_Given request_. Examine the material below. Gather every line in which the string "beaucoup" appears.

= = =

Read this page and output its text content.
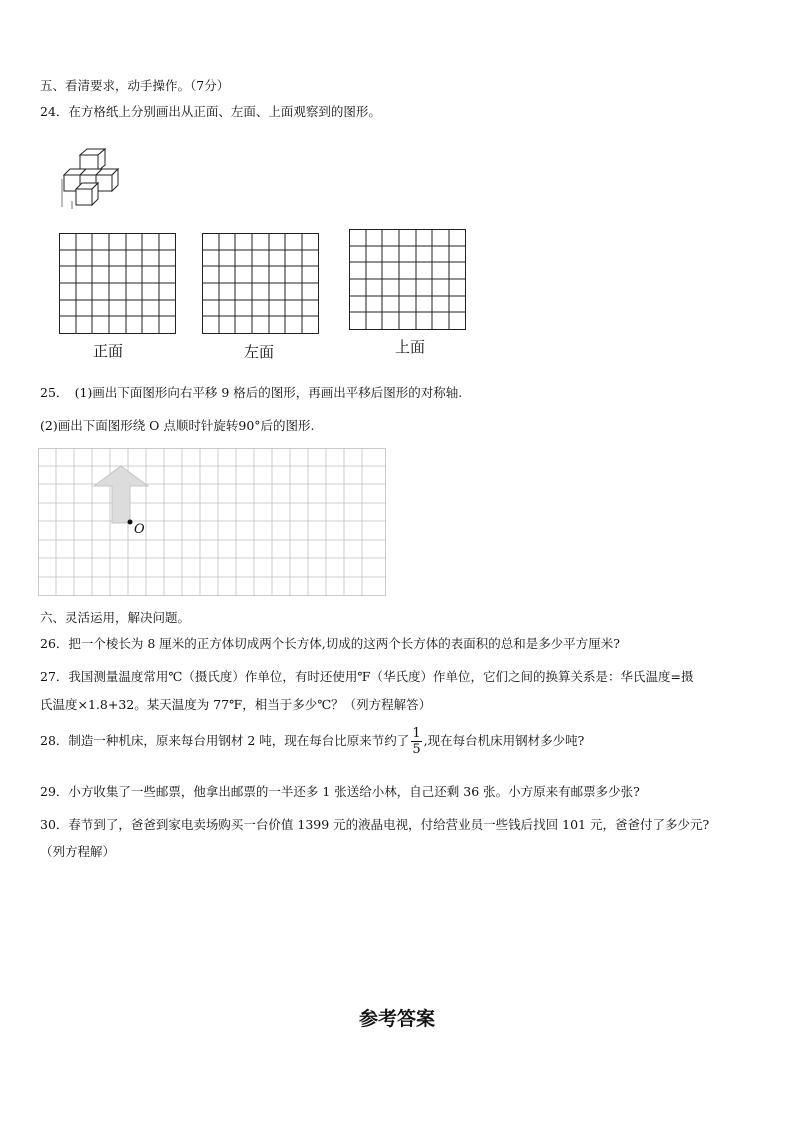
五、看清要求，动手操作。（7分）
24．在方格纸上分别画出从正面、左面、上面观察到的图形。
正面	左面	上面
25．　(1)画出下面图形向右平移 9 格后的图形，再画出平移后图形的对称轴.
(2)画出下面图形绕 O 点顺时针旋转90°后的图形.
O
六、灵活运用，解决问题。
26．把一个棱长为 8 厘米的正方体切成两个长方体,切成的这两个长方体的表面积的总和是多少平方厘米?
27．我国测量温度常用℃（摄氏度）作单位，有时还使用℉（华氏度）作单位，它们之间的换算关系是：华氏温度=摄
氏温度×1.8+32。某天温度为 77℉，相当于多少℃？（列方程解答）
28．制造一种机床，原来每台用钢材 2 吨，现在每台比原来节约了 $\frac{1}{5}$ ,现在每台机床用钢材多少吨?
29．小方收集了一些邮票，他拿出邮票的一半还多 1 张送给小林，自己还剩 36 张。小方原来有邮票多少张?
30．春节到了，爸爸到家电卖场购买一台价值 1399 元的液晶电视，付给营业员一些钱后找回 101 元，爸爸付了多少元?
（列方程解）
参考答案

= = =

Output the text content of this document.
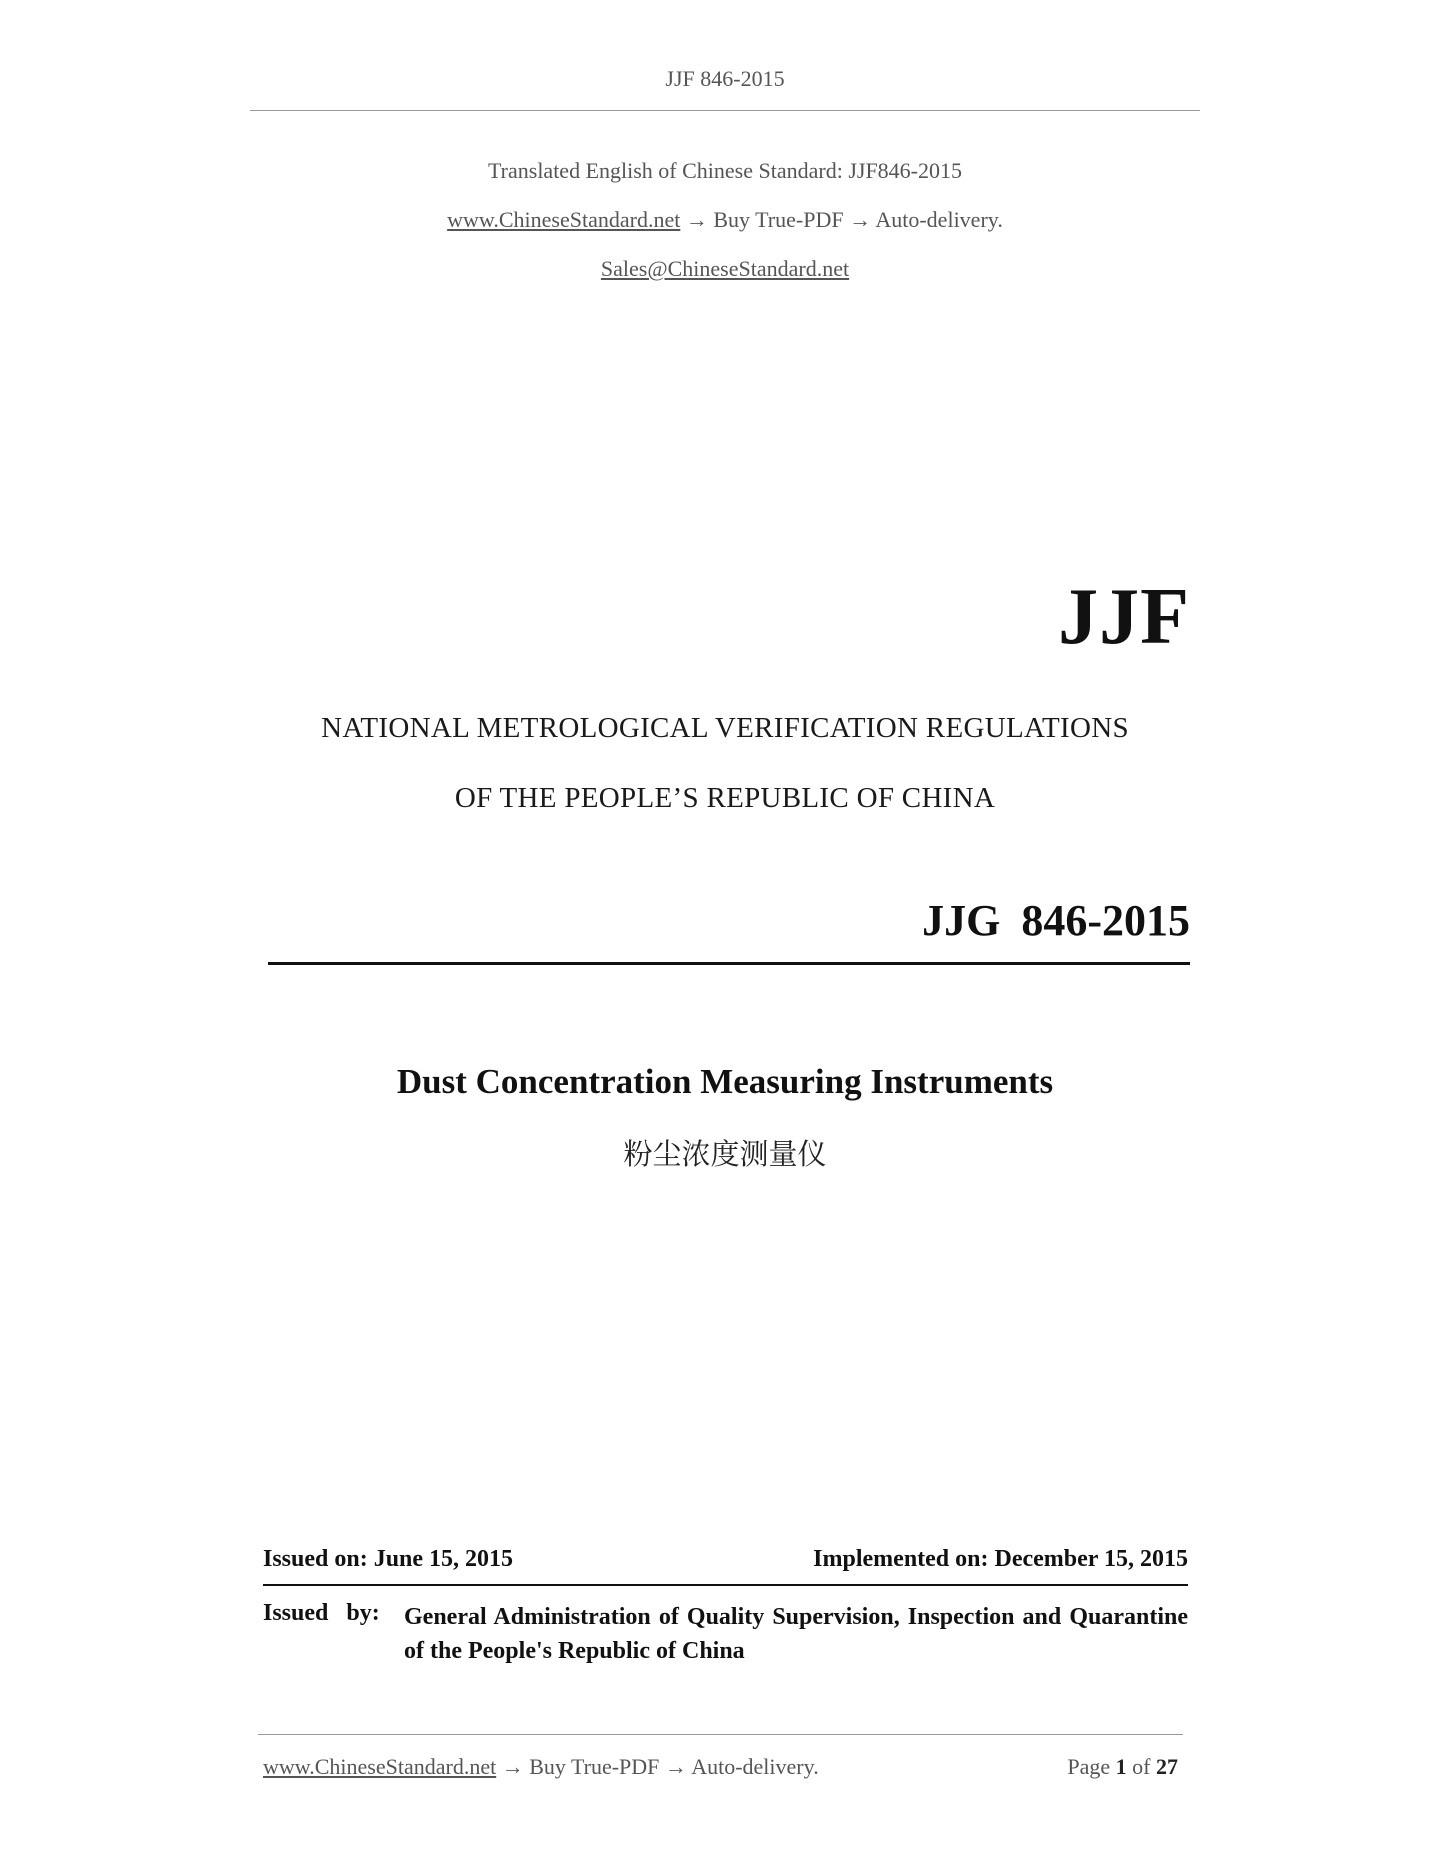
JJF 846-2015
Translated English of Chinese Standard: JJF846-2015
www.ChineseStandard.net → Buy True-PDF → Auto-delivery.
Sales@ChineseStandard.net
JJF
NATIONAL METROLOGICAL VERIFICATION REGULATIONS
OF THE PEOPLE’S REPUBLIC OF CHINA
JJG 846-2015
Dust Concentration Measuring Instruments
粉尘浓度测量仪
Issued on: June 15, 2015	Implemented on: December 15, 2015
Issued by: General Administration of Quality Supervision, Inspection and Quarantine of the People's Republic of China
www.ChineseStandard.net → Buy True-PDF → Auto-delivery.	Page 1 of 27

= = =

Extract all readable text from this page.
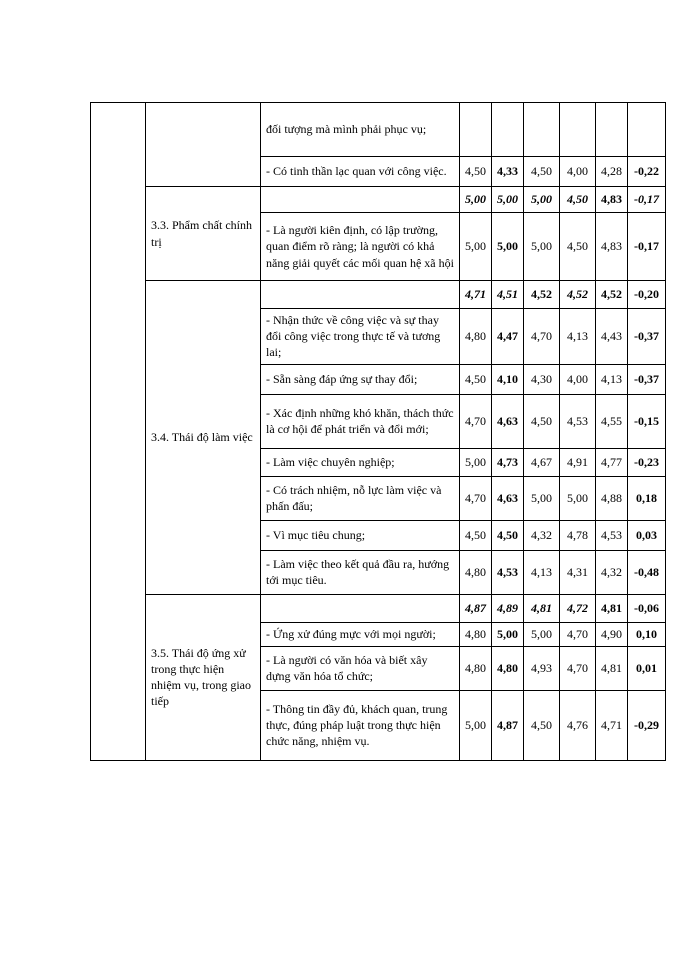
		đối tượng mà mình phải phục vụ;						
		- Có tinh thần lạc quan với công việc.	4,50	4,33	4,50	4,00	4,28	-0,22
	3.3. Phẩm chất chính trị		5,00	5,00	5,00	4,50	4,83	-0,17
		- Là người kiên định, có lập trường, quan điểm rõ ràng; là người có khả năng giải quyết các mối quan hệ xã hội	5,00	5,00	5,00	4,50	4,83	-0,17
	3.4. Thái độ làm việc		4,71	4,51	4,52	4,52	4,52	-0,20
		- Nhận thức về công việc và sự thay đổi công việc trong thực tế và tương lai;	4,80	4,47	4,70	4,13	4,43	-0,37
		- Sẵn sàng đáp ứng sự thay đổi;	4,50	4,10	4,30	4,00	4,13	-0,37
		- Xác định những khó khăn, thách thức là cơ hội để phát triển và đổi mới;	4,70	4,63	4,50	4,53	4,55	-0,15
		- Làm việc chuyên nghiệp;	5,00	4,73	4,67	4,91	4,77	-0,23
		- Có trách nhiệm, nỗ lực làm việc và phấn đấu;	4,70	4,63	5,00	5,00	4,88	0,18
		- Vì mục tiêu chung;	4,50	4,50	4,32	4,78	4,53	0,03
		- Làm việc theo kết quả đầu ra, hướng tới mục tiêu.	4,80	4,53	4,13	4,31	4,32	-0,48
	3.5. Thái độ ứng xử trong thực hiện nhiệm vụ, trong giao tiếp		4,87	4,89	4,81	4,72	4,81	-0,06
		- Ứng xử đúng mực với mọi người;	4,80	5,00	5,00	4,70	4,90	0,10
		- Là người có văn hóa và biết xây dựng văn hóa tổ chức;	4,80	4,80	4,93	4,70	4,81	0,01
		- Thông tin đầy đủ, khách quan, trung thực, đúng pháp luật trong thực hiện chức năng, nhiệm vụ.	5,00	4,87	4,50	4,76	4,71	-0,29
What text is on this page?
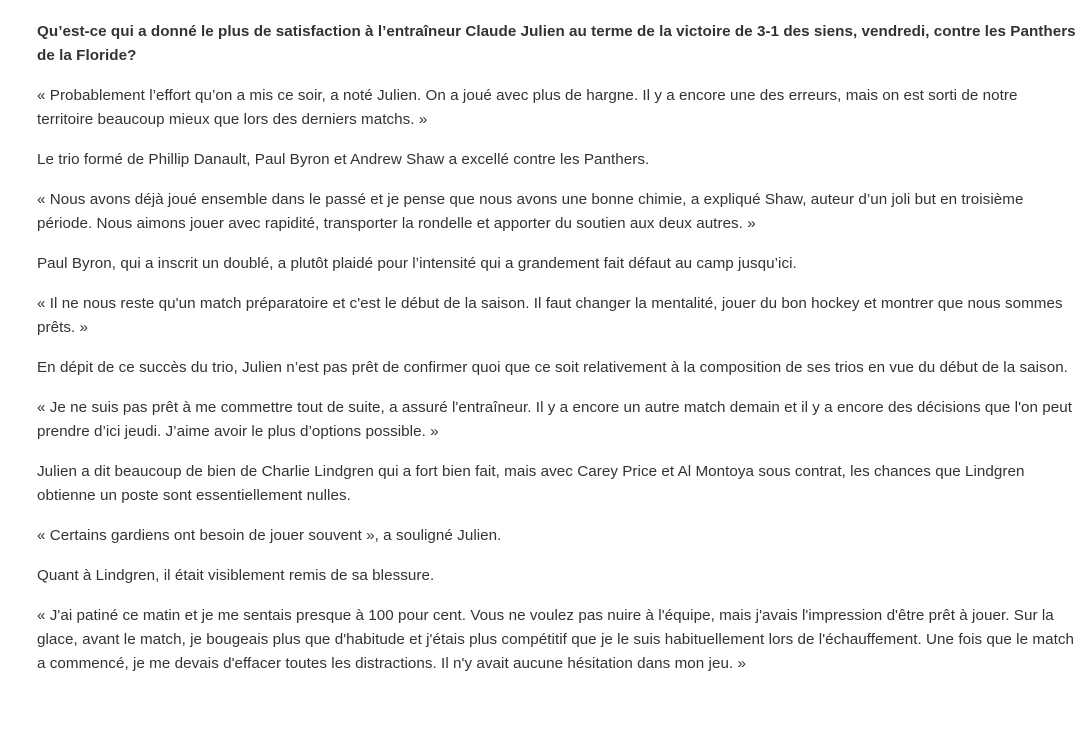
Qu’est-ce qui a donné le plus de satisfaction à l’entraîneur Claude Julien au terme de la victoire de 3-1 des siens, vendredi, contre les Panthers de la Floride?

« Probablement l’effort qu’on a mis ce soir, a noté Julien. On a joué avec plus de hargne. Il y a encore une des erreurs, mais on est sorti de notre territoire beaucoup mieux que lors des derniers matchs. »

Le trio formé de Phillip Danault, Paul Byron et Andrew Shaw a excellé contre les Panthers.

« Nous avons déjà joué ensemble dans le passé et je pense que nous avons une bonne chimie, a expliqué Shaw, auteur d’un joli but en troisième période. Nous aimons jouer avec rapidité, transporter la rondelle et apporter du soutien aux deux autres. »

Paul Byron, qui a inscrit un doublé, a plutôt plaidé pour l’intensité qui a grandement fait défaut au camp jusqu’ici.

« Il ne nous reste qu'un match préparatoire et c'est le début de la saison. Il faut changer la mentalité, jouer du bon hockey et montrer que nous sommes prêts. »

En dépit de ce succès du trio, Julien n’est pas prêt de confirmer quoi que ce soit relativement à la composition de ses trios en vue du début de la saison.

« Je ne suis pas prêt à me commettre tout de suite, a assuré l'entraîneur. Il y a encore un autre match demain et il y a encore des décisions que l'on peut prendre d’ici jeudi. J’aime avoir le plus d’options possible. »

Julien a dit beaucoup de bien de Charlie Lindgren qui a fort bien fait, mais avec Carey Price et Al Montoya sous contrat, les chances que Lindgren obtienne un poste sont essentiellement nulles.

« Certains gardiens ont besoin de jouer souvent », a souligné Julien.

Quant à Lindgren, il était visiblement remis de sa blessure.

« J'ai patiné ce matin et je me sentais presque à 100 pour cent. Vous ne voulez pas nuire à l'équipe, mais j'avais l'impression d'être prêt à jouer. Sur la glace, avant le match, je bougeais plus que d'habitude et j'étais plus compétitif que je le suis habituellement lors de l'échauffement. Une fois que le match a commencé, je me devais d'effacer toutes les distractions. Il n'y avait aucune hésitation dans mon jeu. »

= = =

_The response_.
« Probablement l’effort qu’on a mis ce soir, a noté Julien. On a joué avec plus de hargne. Il y a encore une des erreurs, mais on est sorti de notre territoire beaucoup mieux que lors des derniers matchs. »
Julien a dit beaucoup de bien de Charlie Lindgren qui a fort bien fait, mais avec Carey Price et Al Montoya sous contrat, les chances que Lindgren obtienne un poste sont essentiellement nulles.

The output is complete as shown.